**** INPUT DATA
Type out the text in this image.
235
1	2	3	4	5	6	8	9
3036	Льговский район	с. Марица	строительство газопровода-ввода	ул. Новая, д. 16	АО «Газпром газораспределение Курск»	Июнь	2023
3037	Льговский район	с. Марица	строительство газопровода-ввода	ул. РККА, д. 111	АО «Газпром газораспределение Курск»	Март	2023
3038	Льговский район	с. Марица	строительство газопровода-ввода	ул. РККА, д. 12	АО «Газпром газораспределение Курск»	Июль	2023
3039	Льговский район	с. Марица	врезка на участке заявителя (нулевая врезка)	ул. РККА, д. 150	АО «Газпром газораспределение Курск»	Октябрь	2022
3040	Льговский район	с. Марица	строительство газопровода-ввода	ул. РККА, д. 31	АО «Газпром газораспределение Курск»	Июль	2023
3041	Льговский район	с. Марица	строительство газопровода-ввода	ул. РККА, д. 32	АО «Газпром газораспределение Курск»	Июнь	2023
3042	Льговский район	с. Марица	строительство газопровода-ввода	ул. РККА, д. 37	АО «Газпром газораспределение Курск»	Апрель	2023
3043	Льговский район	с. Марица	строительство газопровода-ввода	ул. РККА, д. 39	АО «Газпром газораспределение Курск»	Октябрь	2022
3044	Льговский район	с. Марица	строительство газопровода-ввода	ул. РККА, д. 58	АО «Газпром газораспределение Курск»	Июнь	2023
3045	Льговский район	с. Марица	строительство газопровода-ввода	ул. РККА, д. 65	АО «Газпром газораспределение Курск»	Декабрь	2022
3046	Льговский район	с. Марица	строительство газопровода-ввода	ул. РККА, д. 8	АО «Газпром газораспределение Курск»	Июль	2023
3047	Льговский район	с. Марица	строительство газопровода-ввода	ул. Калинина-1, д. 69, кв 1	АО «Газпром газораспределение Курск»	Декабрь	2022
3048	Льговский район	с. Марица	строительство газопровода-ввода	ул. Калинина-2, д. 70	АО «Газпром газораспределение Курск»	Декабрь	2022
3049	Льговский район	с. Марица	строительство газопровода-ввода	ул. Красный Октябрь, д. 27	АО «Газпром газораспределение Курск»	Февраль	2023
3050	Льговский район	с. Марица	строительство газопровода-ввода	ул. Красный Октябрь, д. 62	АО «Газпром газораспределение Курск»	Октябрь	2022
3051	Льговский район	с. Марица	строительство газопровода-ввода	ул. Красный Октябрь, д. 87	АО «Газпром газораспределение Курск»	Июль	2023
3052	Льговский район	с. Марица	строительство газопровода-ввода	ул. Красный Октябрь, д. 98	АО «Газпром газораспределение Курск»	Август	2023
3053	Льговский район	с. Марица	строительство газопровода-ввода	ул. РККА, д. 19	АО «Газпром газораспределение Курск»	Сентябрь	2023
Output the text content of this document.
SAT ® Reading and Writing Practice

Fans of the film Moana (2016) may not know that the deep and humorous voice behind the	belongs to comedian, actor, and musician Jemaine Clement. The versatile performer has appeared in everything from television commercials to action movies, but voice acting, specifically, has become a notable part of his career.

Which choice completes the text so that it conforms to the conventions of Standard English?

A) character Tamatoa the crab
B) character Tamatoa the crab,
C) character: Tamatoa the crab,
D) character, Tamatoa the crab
********
— TASK TO COMPLETE —
Word for word, quote all of the data above.

— THE RESULT —
Type out the text in this image.
235
1	2	3	4	5	6	8	9
3036	Льговский район	с. Марица	строительство газопровода-ввода	ул. Новая, д. 16	АО «Газпром газораспределение Курск»	Июнь	2023
3037	Льговский район	с. Марица	строительство газопровода-ввода	ул. РККА, д. 111	АО «Газпром газораспределение Курск»	Март	2023
3038	Льговский район	с. Марица	строительство газопровода-ввода	ул. РККА, д. 12	АО «Газпром газораспределение Курск»	Июль	2023
3039	Льговский район	с. Марица	врезка на участке заявителя (нулевая врезка)	ул. РККА, д. 150	АО «Газпром газораспределение Курск»	Октябрь	2022
3040	Льговский район	с. Марица	строительство газопровода-ввода	ул. РККА, д. 31	АО «Газпром газораспределение Курск»	Июль	2023
3041	Льговский район	с. Марица	строительство газопровода-ввода	ул. РККА, д. 32	АО «Газпром газораспределение Курск»	Июнь	2023
3042	Льговский район	с. Марица	строительство газопровода-ввода	ул. РККА, д. 37	АО «Газпром газораспределение Курск»	Апрель	2023
3043	Льговский район	с. Марица	строительство газопровода-ввода	ул. РККА, д. 39	АО «Газпром газораспределение Курск»	Октябрь	2022
3044	Льговский район	с. Марица	строительство газопровода-ввода	ул. РККА, д. 58	АО «Газпром газораспределение Курск»	Июнь	2023
3045	Льговский район	с. Марица	строительство газопровода-ввода	ул. РККА, д. 65	АО «Газпром газораспределение Курск»	Декабрь	2022
3046	Льговский район	с. Марица	строительство газопровода-ввода	ул. РККА, д. 8	АО «Газпром газораспределение Курск»	Июль	2023
3047	Льговский район	с. Марица	строительство газопровода-ввода	ул. Калинина-1, д. 69, кв 1	АО «Газпром газораспределение Курск»	Декабрь	2022
3048	Льговский район	с. Марица	строительство газопровода-ввода	ул. Калинина-2, д. 70	АО «Газпром газораспределение Курск»	Декабрь	2022
3049	Льговский район	с. Марица	строительство газопровода-ввода	ул. Красный Октябрь, д. 27	АО «Газпром газораспределение Курск»	Февраль	2023
3050	Льговский район	с. Марица	строительство газопровода-ввода	ул. Красный Октябрь, д. 62	АО «Газпром газораспределение Курск»	Октябрь	2022
3051	Льговский район	с. Марица	строительство газопровода-ввода	ул. Красный Октябрь, д. 87	АО «Газпром газораспределение Курск»	Июль	2023
3052	Льговский район	с. Марица	строительство газопровода-ввода	ул. Красный Октябрь, д. 98	АО «Газпром газораспределение Курск»	Август	2023
3053	Льговский район	с. Марица	строительство газопровода-ввода	ул. РККА, д. 19	АО «Газпром газораспределение Курск»	Сентябрь	2023
Output the text content of this document.
SAT ® Reading and Writing Practice

Fans of the film Moana (2016) may not know that the deep and humorous voice behind the	belongs to comedian, actor, and musician Jemaine Clement. The versatile performer has appeared in everything from television commercials to action movies, but voice acting, specifically, has become a notable part of his career.

Which choice completes the text so that it conforms to the conventions of Standard English?

A) character Tamatoa the crab
B) character Tamatoa the crab,
C) character: Tamatoa the crab,
D) character, Tamatoa the crab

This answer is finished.